* **Work to complete**: Without the images, write out the whole listing exactly.

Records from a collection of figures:
- - - - - - -
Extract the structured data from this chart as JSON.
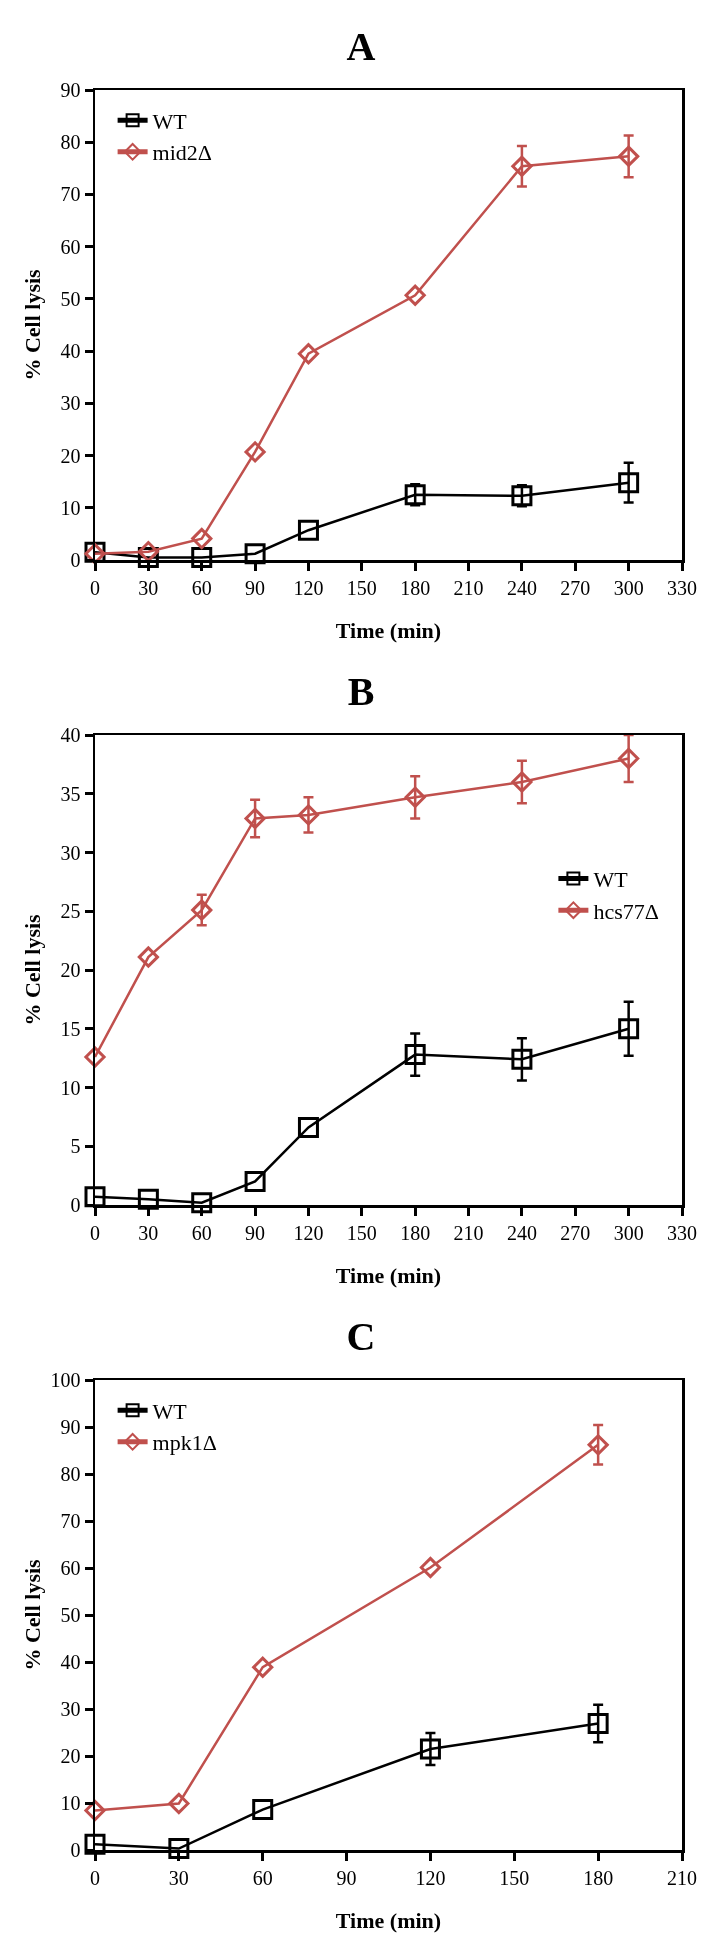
{
  "chart_data": [
    {
      "type": "line",
      "title": "A",
      "xlabel": "Time (min)",
      "ylabel": "% Cell lysis",
      "x": [
        0,
        30,
        60,
        90,
        120,
        180,
        240,
        300
      ],
      "xlim": [
        0,
        330
      ],
      "xticks": [
        0,
        30,
        60,
        90,
        120,
        150,
        180,
        210,
        240,
        270,
        300,
        330
      ],
      "ylim": [
        0,
        90
      ],
      "yticks": [
        0,
        10,
        20,
        30,
        40,
        50,
        60,
        70,
        80,
        90
      ],
      "grid": false,
      "legend": "top left",
      "line_style": "solid",
      "series": [
        {
          "name": "WT",
          "color": "#000000",
          "marker": "square",
          "values": [
            1.5,
            0.5,
            0.5,
            1.2,
            5.7,
            12.5,
            12.3,
            14.8
          ],
          "errors": [
            null,
            null,
            null,
            null,
            null,
            2,
            2,
            3.8
          ]
        },
        {
          "name": "mid2Δ",
          "color": "#c0504d",
          "marker": "diamond",
          "values": [
            1.2,
            1.6,
            4.1,
            20.7,
            39.5,
            50.7,
            75.4,
            77.3
          ],
          "errors": [
            null,
            null,
            null,
            null,
            null,
            null,
            3.9,
            4
          ]
        }
      ]
    },
    {
      "type": "line",
      "title": "B",
      "xlabel": "Time (min)",
      "ylabel": "% Cell lysis",
      "x": [
        0,
        30,
        60,
        90,
        120,
        180,
        240,
        300
      ],
      "xlim": [
        0,
        330
      ],
      "xticks": [
        0,
        30,
        60,
        90,
        120,
        150,
        180,
        210,
        240,
        270,
        300,
        330
      ],
      "ylim": [
        0,
        40
      ],
      "yticks": [
        0,
        5,
        10,
        15,
        20,
        25,
        30,
        35,
        40
      ],
      "grid": false,
      "legend": "right",
      "line_style": "solid",
      "series": [
        {
          "name": "WT",
          "color": "#000000",
          "marker": "square",
          "values": [
            0.7,
            0.5,
            0.2,
            2.0,
            6.6,
            12.8,
            12.4,
            15.0
          ],
          "errors": [
            null,
            null,
            null,
            null,
            null,
            1.8,
            1.8,
            2.3
          ]
        },
        {
          "name": "hcs77Δ",
          "color": "#c0504d",
          "marker": "diamond",
          "values": [
            12.6,
            21.1,
            25.1,
            32.9,
            33.2,
            34.7,
            36.0,
            38.0
          ],
          "errors": [
            null,
            null,
            1.3,
            1.6,
            1.5,
            1.8,
            1.8,
            2.0
          ]
        }
      ]
    },
    {
      "type": "line",
      "title": "C",
      "xlabel": "Time (min)",
      "ylabel": "% Cell lysis",
      "x": [
        0,
        30,
        60,
        120,
        180
      ],
      "xlim": [
        0,
        210
      ],
      "xticks": [
        0,
        30,
        60,
        90,
        120,
        150,
        180,
        210
      ],
      "ylim": [
        0,
        100
      ],
      "yticks": [
        0,
        10,
        20,
        30,
        40,
        50,
        60,
        70,
        80,
        90,
        100
      ],
      "grid": false,
      "legend": "top left",
      "line_style": "solid",
      "series": [
        {
          "name": "WT",
          "color": "#000000",
          "marker": "square",
          "values": [
            1.2,
            0.3,
            8.6,
            21.5,
            26.9
          ],
          "errors": [
            null,
            null,
            null,
            3.4,
            4
          ]
        },
        {
          "name": "mpk1Δ",
          "color": "#c0504d",
          "marker": "diamond",
          "values": [
            8.4,
            9.9,
            38.9,
            60.1,
            86.2
          ],
          "errors": [
            null,
            null,
            null,
            null,
            4.2
          ]
        }
      ]
    }
  ]
}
- - - - - - -
* **Solution to this task**:
Extract the structured data from this chart as JSON.
{
  "chart_data": [
    {
      "type": "line",
      "title": "A",
      "xlabel": "Time (min)",
      "ylabel": "% Cell lysis",
      "x": [
        0,
        30,
        60,
        90,
        120,
        180,
        240,
        300
      ],
      "xlim": [
        0,
        330
      ],
      "xticks": [
        0,
        30,
        60,
        90,
        120,
        150,
        180,
        210,
        240,
        270,
        300,
        330
      ],
      "ylim": [
        0,
        90
      ],
      "yticks": [
        0,
        10,
        20,
        30,
        40,
        50,
        60,
        70,
        80,
        90
      ],
      "grid": false,
      "legend": "top left",
      "line_style": "solid",
      "series": [
        {
          "name": "WT",
          "color": "#000000",
          "marker": "square",
          "values": [
            1.5,
            0.5,
            0.5,
            1.2,
            5.7,
            12.5,
            12.3,
            14.8
          ],
          "errors": [
            null,
            null,
            null,
            null,
            null,
            2,
            2,
            3.8
          ]
        },
        {
          "name": "mid2Δ",
          "color": "#c0504d",
          "marker": "diamond",
          "values": [
            1.2,
            1.6,
            4.1,
            20.7,
            39.5,
            50.7,
            75.4,
            77.3
          ],
          "errors": [
            null,
            null,
            null,
            null,
            null,
            null,
            3.9,
            4
          ]
        }
      ]
    },
    {
      "type": "line",
      "title": "B",
      "xlabel": "Time (min)",
      "ylabel": "% Cell lysis",
      "x": [
        0,
        30,
        60,
        90,
        120,
        180,
        240,
        300
      ],
      "xlim": [
        0,
        330
      ],
      "xticks": [
        0,
        30,
        60,
        90,
        120,
        150,
        180,
        210,
        240,
        270,
        300,
        330
      ],
      "ylim": [
        0,
        40
      ],
      "yticks": [
        0,
        5,
        10,
        15,
        20,
        25,
        30,
        35,
        40
      ],
      "grid": false,
      "legend": "right",
      "line_style": "solid",
      "series": [
        {
          "name": "WT",
          "color": "#000000",
          "marker": "square",
          "values": [
            0.7,
            0.5,
            0.2,
            2.0,
            6.6,
            12.8,
            12.4,
            15.0
          ],
          "errors": [
            null,
            null,
            null,
            null,
            null,
            1.8,
            1.8,
            2.3
          ]
        },
        {
          "name": "hcs77Δ",
          "color": "#c0504d",
          "marker": "diamond",
          "values": [
            12.6,
            21.1,
            25.1,
            32.9,
            33.2,
            34.7,
            36.0,
            38.0
          ],
          "errors": [
            null,
            null,
            1.3,
            1.6,
            1.5,
            1.8,
            1.8,
            2.0
          ]
        }
      ]
    },
    {
      "type": "line",
      "title": "C",
      "xlabel": "Time (min)",
      "ylabel": "% Cell lysis",
      "x": [
        0,
        30,
        60,
        120,
        180
      ],
      "xlim": [
        0,
        210
      ],
      "xticks": [
        0,
        30,
        60,
        90,
        120,
        150,
        180,
        210
      ],
      "ylim": [
        0,
        100
      ],
      "yticks": [
        0,
        10,
        20,
        30,
        40,
        50,
        60,
        70,
        80,
        90,
        100
      ],
      "grid": false,
      "legend": "top left",
      "line_style": "solid",
      "series": [
        {
          "name": "WT",
          "color": "#000000",
          "marker": "square",
          "values": [
            1.2,
            0.3,
            8.6,
            21.5,
            26.9
          ],
          "errors": [
            null,
            null,
            null,
            3.4,
            4
          ]
        },
        {
          "name": "mpk1Δ",
          "color": "#c0504d",
          "marker": "diamond",
          "values": [
            8.4,
            9.9,
            38.9,
            60.1,
            86.2
          ],
          "errors": [
            null,
            null,
            null,
            null,
            4.2
          ]
        }
      ]
    }
  ]
}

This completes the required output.